— Start of Stored rows —

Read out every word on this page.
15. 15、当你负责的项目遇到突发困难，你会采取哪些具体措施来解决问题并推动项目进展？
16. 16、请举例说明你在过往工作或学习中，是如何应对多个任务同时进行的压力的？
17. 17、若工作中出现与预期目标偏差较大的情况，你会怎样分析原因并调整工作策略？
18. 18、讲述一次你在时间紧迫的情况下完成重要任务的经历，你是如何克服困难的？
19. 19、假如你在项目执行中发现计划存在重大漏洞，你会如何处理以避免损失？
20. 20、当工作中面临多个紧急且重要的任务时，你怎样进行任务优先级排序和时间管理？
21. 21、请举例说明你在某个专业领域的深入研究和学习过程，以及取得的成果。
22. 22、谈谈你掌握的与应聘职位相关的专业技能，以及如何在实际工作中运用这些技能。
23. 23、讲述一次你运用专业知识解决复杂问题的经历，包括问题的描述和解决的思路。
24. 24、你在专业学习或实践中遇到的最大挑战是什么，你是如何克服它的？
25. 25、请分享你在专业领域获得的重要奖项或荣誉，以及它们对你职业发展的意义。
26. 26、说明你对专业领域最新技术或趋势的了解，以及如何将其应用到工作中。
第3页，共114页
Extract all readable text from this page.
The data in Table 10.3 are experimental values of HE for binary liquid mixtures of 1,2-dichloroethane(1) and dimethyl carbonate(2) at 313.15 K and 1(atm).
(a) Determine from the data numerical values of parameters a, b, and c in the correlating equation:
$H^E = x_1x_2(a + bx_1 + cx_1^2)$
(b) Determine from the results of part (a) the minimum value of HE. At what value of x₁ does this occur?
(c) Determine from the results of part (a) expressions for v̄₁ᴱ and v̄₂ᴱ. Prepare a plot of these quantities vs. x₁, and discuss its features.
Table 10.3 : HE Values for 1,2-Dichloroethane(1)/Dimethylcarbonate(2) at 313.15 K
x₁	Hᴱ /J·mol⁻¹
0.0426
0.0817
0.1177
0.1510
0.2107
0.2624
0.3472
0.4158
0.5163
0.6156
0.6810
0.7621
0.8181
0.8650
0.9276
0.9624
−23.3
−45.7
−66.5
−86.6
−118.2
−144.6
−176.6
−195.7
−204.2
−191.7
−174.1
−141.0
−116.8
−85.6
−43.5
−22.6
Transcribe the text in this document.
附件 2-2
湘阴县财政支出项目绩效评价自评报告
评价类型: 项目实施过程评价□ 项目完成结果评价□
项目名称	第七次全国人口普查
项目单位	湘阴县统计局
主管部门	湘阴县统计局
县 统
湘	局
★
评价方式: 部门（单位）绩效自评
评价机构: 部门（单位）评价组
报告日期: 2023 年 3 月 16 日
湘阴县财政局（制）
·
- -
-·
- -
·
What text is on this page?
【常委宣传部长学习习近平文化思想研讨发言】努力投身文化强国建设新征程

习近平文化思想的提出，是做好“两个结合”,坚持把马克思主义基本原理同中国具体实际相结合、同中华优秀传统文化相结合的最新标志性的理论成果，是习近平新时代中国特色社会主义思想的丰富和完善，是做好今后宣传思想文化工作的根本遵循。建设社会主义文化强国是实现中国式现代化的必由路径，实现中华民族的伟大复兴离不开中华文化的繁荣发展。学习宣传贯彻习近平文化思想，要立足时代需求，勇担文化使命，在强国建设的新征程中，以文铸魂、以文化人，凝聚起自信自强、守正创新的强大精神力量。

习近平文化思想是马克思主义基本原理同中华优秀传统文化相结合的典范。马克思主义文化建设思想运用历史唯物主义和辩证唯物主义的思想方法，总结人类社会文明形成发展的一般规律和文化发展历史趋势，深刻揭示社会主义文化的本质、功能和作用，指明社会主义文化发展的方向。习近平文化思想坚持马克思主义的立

— End of Stored rows —

Stated exercise:
Copy whichever lines in the listing above contain the word "Determine".

Final result:
(a) Determine from the data numerical values of parameters a, b, and c in the correlating equation:
(b) Determine from the results of part (a) the minimum value of HE. At what value of x₁ does this occur?
(c) Determine from the results of part (a) expressions for v̄₁ᴱ and v̄₂ᴱ. Prepare a plot of these quantities vs. x₁, and discuss its features.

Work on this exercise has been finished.